(Dataset entries on figures)
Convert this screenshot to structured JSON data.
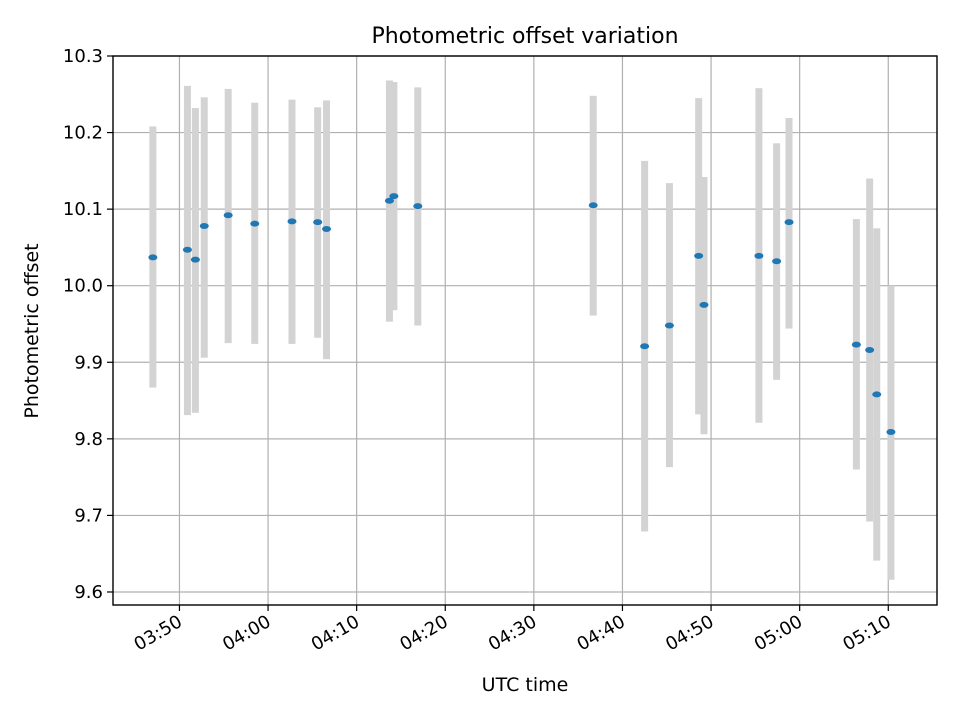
{
  "chart_data": {
    "type": "scatter",
    "title": "Photometric offset variation",
    "xlabel": "UTC time",
    "ylabel": "Photometric offset",
    "grid": true,
    "xlim": [
      -7.5,
      85.5
    ],
    "ylim": [
      9.583,
      10.3
    ],
    "x_unit": "minutes since 03:50 UTC",
    "x_ticks": [
      {
        "value": 0,
        "label": "03:50"
      },
      {
        "value": 10,
        "label": "04:00"
      },
      {
        "value": 20,
        "label": "04:10"
      },
      {
        "value": 30,
        "label": "04:20"
      },
      {
        "value": 40,
        "label": "04:30"
      },
      {
        "value": 50,
        "label": "04:40"
      },
      {
        "value": 60,
        "label": "04:50"
      },
      {
        "value": 70,
        "label": "05:00"
      },
      {
        "value": 80,
        "label": "05:10"
      }
    ],
    "y_ticks": [
      {
        "value": 9.6,
        "label": "9.6"
      },
      {
        "value": 9.7,
        "label": "9.7"
      },
      {
        "value": 9.8,
        "label": "9.8"
      },
      {
        "value": 9.9,
        "label": "9.9"
      },
      {
        "value": 10.0,
        "label": "10.0"
      },
      {
        "value": 10.1,
        "label": "10.1"
      },
      {
        "value": 10.2,
        "label": "10.2"
      },
      {
        "value": 10.3,
        "label": "10.3"
      }
    ],
    "points": [
      {
        "x": -3.0,
        "y": 10.037,
        "ylow": 9.867,
        "yhigh": 10.208
      },
      {
        "x": 0.9,
        "y": 10.047,
        "ylow": 9.831,
        "yhigh": 10.261
      },
      {
        "x": 1.8,
        "y": 10.034,
        "ylow": 9.834,
        "yhigh": 10.232
      },
      {
        "x": 2.8,
        "y": 10.078,
        "ylow": 9.906,
        "yhigh": 10.246
      },
      {
        "x": 5.5,
        "y": 10.092,
        "ylow": 9.925,
        "yhigh": 10.257
      },
      {
        "x": 8.5,
        "y": 10.081,
        "ylow": 9.924,
        "yhigh": 10.239
      },
      {
        "x": 12.7,
        "y": 10.084,
        "ylow": 9.924,
        "yhigh": 10.243
      },
      {
        "x": 15.6,
        "y": 10.083,
        "ylow": 9.932,
        "yhigh": 10.233
      },
      {
        "x": 16.6,
        "y": 10.074,
        "ylow": 9.904,
        "yhigh": 10.242
      },
      {
        "x": 23.7,
        "y": 10.111,
        "ylow": 9.953,
        "yhigh": 10.268
      },
      {
        "x": 24.2,
        "y": 10.117,
        "ylow": 9.968,
        "yhigh": 10.266
      },
      {
        "x": 26.9,
        "y": 10.104,
        "ylow": 9.948,
        "yhigh": 10.259
      },
      {
        "x": 46.7,
        "y": 10.105,
        "ylow": 9.961,
        "yhigh": 10.248
      },
      {
        "x": 52.5,
        "y": 9.921,
        "ylow": 9.679,
        "yhigh": 10.163
      },
      {
        "x": 55.3,
        "y": 9.948,
        "ylow": 9.763,
        "yhigh": 10.134
      },
      {
        "x": 58.6,
        "y": 10.039,
        "ylow": 9.832,
        "yhigh": 10.245
      },
      {
        "x": 59.2,
        "y": 9.975,
        "ylow": 9.806,
        "yhigh": 10.142
      },
      {
        "x": 65.4,
        "y": 10.039,
        "ylow": 9.821,
        "yhigh": 10.258
      },
      {
        "x": 67.4,
        "y": 10.032,
        "ylow": 9.877,
        "yhigh": 10.186
      },
      {
        "x": 68.8,
        "y": 10.083,
        "ylow": 9.944,
        "yhigh": 10.219
      },
      {
        "x": 76.4,
        "y": 9.923,
        "ylow": 9.76,
        "yhigh": 10.087
      },
      {
        "x": 77.9,
        "y": 9.916,
        "ylow": 9.692,
        "yhigh": 10.14
      },
      {
        "x": 78.7,
        "y": 9.858,
        "ylow": 9.641,
        "yhigh": 10.075
      },
      {
        "x": 80.3,
        "y": 9.809,
        "ylow": 9.616,
        "yhigh": 10.0
      }
    ]
  }
}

» Instructions for the task: Wherever a line in the data above holds "Photometric", copy that line.

» Solved exercise:
    "title": "Photometric offset variation",
    "ylabel": "Photometric offset",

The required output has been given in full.